Written request: Answer with one number: how many lines have "empresa".

▼▼▼

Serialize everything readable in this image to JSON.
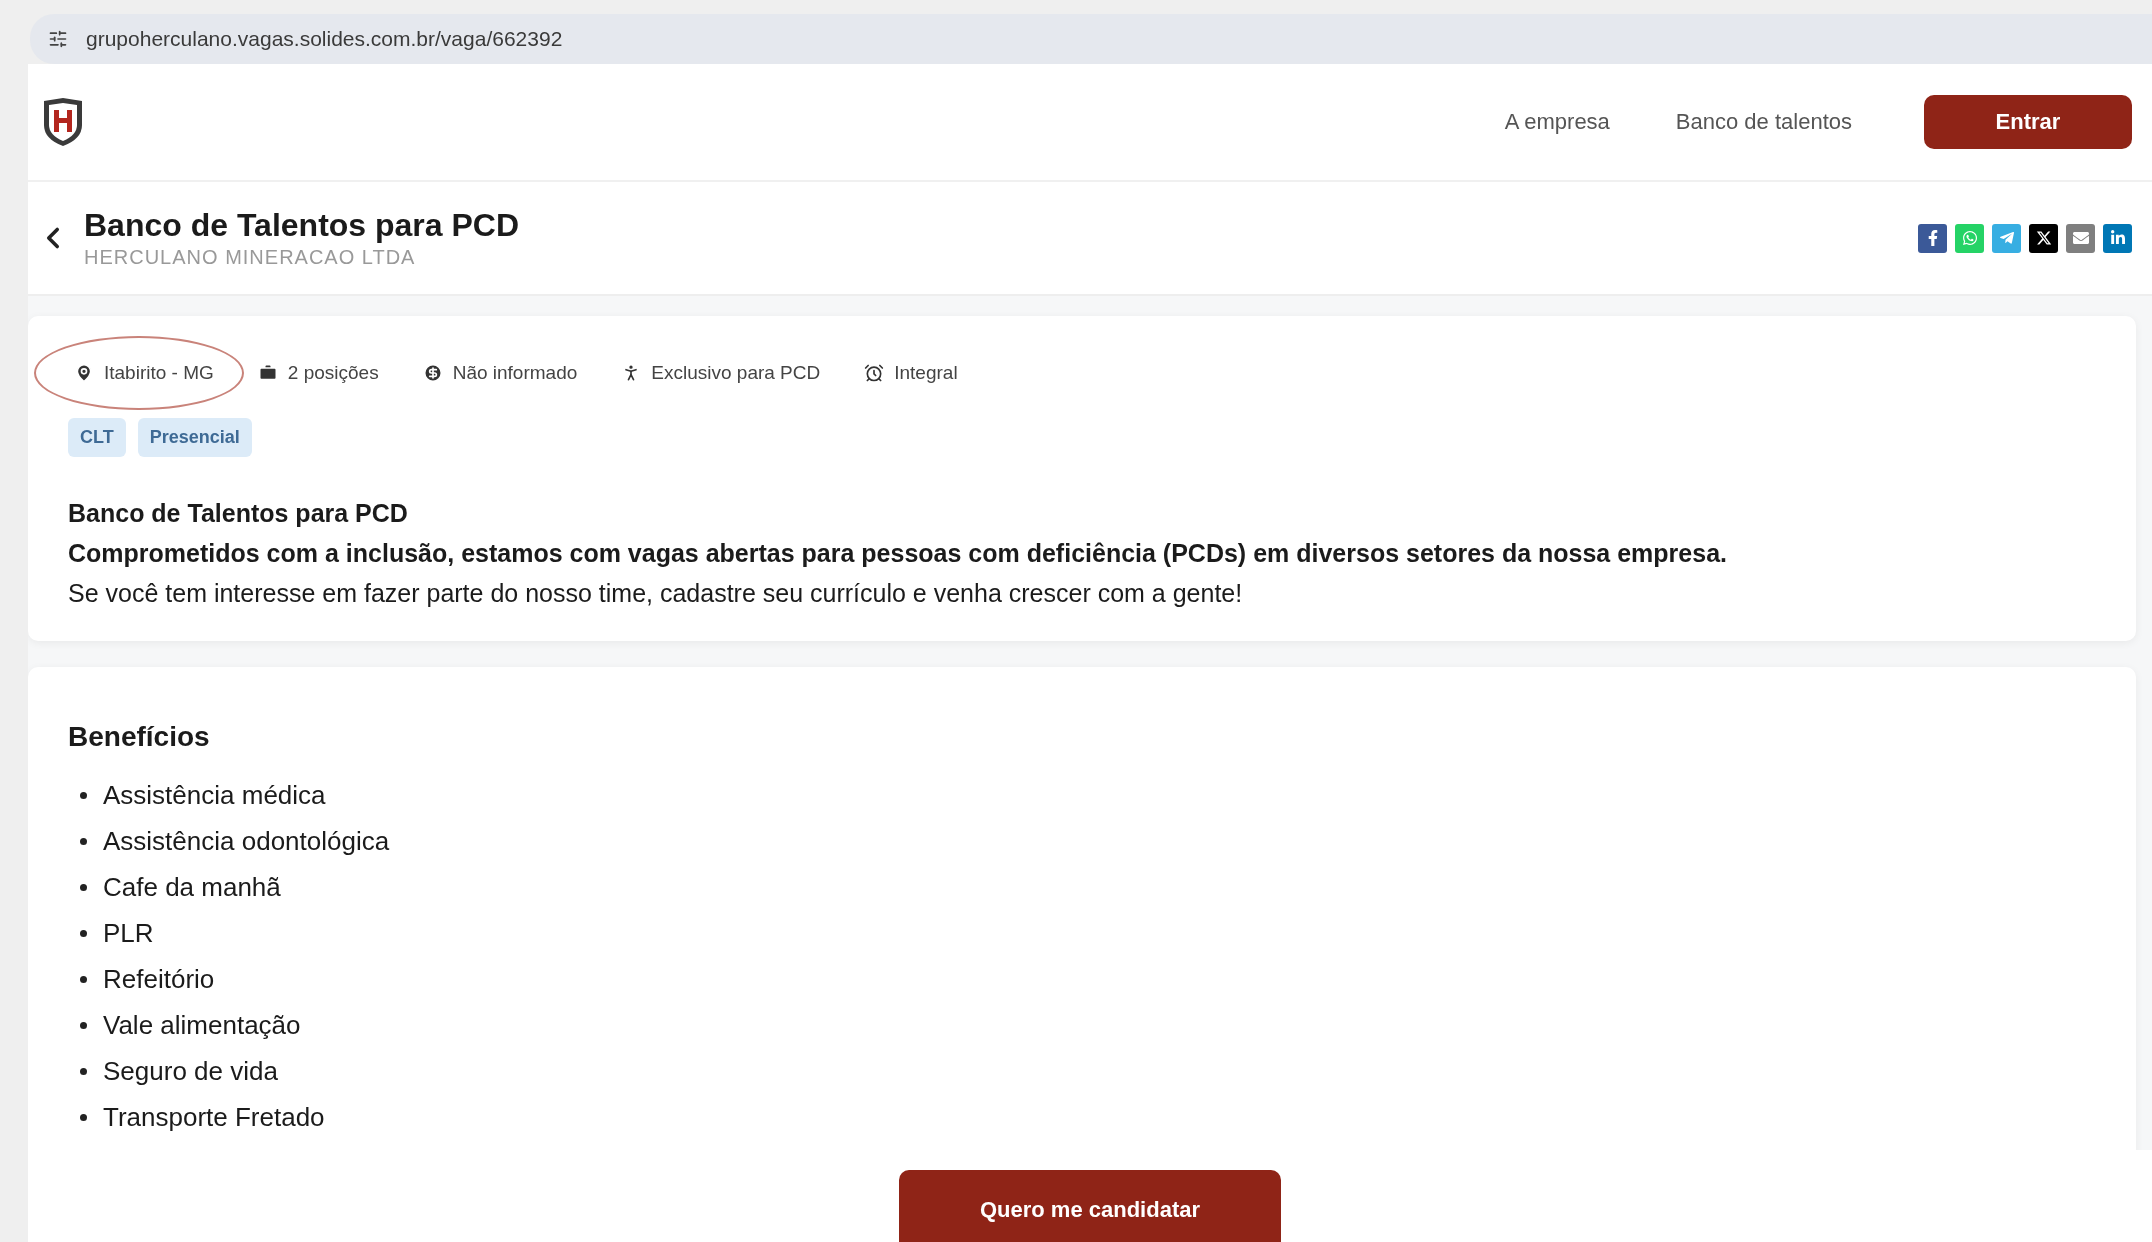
{
  "browser": {
    "url": "grupoherculano.vagas.solides.com.br/vaga/662392"
  },
  "header": {
    "nav": [
      "A empresa",
      "Banco de talentos"
    ],
    "login_button": "Entrar"
  },
  "job": {
    "title": "Banco de Talentos para PCD",
    "company": "HERCULANO MINERACAO LTDA"
  },
  "share_buttons": [
    {
      "kind": "facebook",
      "color": "#3b5998"
    },
    {
      "kind": "whatsapp",
      "color": "#25d366"
    },
    {
      "kind": "telegram",
      "color": "#37aee2"
    },
    {
      "kind": "x",
      "color": "#000000"
    },
    {
      "kind": "email",
      "color": "#7f7f7f"
    },
    {
      "kind": "linkedin",
      "color": "#0077b5"
    }
  ],
  "meta": [
    {
      "kind": "location",
      "label": "Itabirito - MG",
      "highlighted": true
    },
    {
      "kind": "positions",
      "label": "2 posições",
      "highlighted": false
    },
    {
      "kind": "salary",
      "label": "Não informado",
      "highlighted": false
    },
    {
      "kind": "accessibility",
      "label": "Exclusivo para PCD",
      "highlighted": false
    },
    {
      "kind": "schedule",
      "label": "Integral",
      "highlighted": false
    }
  ],
  "tags": [
    "CLT",
    "Presencial"
  ],
  "description": {
    "heading": "Banco de Talentos para PCD",
    "lead": "Comprometidos com a inclusão, estamos com vagas abertas para pessoas com deficiência (PCDs) em diversos setores da nossa empresa.",
    "body": "Se você tem interesse em fazer parte do nosso time, cadastre seu currículo e venha crescer com a gente!"
  },
  "benefits": {
    "title": "Benefícios",
    "items": [
      "Assistência médica",
      "Assistência odontológica",
      "Cafe da manhã",
      "PLR",
      "Refeitório",
      "Vale alimentação",
      "Seguro de vida",
      "Transporte Fretado"
    ]
  },
  "apply_button": "Quero me candidatar"
}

▲▲▲

Solution below: 2